### [TEXT BLOCK]
The parties also submitted written submissions, reinforcing the same theses they defended, one in the Petition and the other in the Response, adding no new arguments or facts, except what relates to the amendment introduced to the IRC Code by the State Budget for 2016, with the addition of No. 21 to Article 88 of the IRC Code, as well as its Article 135, which establishes that "The wording given by this law to No. 6 of Article 51, to No. 15 of Article 83, to No. 1 of Article 84, to Nos. 20 and 21 of Article 88 and to No. 8 of Article 117 of the IRC Code is interpretative in nature."
V – THE PETITION
The subject of this petition is the arbitral ruling on the legal possibility of deducting the amount of special estimated payments (SEP), against the value of the tax collected from autonomous taxation determined in the self-assessment of IRC for the tax year.
That is, "is the amount of IRC advanced as special estimated payment deductible from the tax collected from autonomous taxation in IRC"?
The question of deductions to the tax collected in the assessment of autonomous taxation has already been addressed in various decisions issued by CAAD for some time, mainly regarding the deduction of tax benefits and the deduction of special estimated payments in IRC from the tax collected from autonomous taxation.
The established jurisprudence has been consistent in holding that amounts relating to tax benefits are deductible from the tax collected from autonomous taxation, as is the case of SIFIDE or CFEI, given their respective legal nature resulting from the provision of Article 2 of the Tax Benefits Statute, since these are "measures of an exceptional nature instituted to protect relevant extraterritorial public interests that are superior to those of the tax itself that prevents them".
With respect to SEPs, the sense of arbitral decisions initially had the same direction, but, for some time now, the jurisprudential orientation points to the fact that there is no illegality in the self-assessment in which the value of SEPs borne in the same tax year could not be deducted from the tax collected from autonomous taxation.

### [DIRECTIONS]
Rewrite the stretch of the arbitration text from "The parties also" through "the tax year.", putting "special advance payments" wherever "special estimated payments" appears.

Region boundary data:
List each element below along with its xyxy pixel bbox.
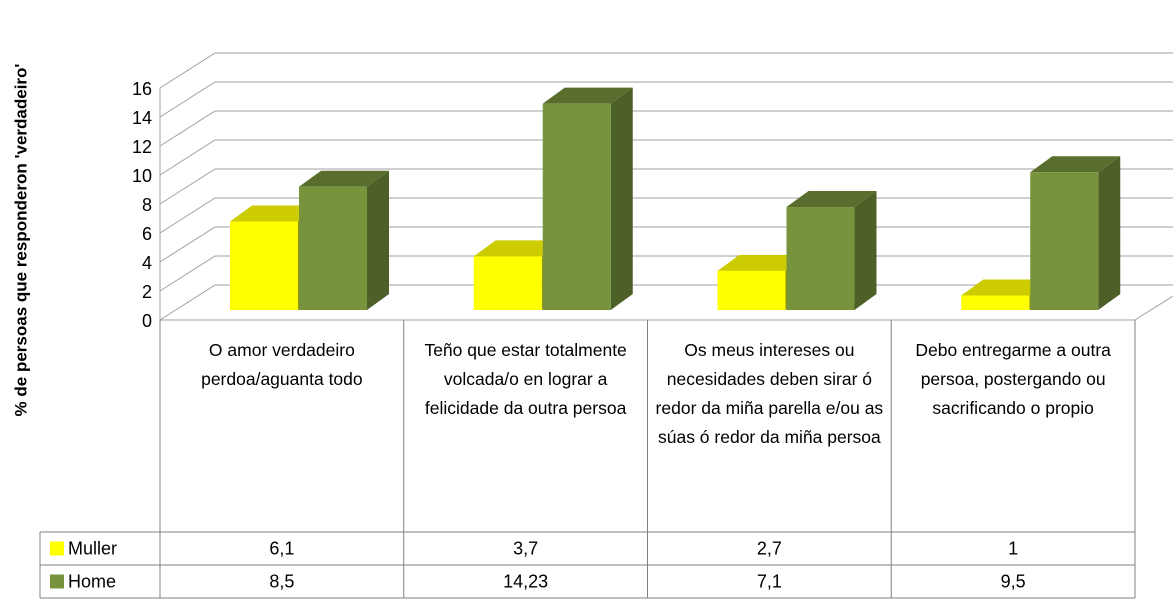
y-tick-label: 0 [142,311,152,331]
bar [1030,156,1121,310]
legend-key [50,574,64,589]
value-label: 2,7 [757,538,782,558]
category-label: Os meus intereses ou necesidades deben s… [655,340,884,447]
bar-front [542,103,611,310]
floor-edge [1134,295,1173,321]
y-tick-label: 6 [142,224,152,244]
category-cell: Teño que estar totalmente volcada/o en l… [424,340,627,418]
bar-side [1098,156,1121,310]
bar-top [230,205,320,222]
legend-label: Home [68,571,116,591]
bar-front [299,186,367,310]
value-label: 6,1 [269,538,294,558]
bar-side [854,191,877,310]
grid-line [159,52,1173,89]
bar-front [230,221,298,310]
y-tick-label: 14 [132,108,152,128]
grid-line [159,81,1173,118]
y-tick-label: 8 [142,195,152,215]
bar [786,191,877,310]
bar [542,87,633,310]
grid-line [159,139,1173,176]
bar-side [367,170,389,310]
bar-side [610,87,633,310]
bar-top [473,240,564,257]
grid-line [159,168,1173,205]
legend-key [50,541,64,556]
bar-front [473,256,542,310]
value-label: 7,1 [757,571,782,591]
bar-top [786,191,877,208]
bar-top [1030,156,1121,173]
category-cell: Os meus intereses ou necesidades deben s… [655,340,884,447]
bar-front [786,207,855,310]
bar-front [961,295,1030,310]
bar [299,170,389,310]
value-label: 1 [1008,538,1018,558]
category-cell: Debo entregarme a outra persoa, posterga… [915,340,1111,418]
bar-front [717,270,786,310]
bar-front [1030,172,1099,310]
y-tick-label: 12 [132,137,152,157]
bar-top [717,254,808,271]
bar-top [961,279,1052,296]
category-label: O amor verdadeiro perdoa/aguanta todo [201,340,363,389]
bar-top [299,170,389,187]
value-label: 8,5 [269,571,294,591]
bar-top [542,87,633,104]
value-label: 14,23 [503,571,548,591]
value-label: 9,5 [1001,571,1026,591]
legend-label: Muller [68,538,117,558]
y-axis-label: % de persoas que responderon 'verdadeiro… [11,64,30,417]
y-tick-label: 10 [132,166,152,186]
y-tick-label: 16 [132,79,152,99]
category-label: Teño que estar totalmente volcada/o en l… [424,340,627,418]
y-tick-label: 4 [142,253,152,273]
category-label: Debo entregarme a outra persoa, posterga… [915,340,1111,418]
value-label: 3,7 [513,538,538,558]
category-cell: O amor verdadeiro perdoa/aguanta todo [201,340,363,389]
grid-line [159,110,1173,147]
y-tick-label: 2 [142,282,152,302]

### [FULL ANSWER]
The parties also submitted written submissions, reinforcing the same theses they defended, one in the Petition and the other in the Response, adding no new arguments or facts, except what relates to the amendment introduced to the IRC Code by the State Budget for 2016, with the addition of No. 21 to Article 88 of the IRC Code, as well as its Article 135, which establishes that "The wording given by this law to No. 6 of Article 51, to No. 15 of Article 83, to No. 1 of Article 84, to Nos. 20 and 21 of Article 88 and to No. 8 of Article 117 of the IRC Code is interpretative in nature."
V – THE PETITION
The subject of this petition is the arbitral ruling on the legal possibility of deducting the amount of special advance payments (SEP), against the value of the tax collected from autonomous taxation determined in the self-assessment of IRC for the tax year.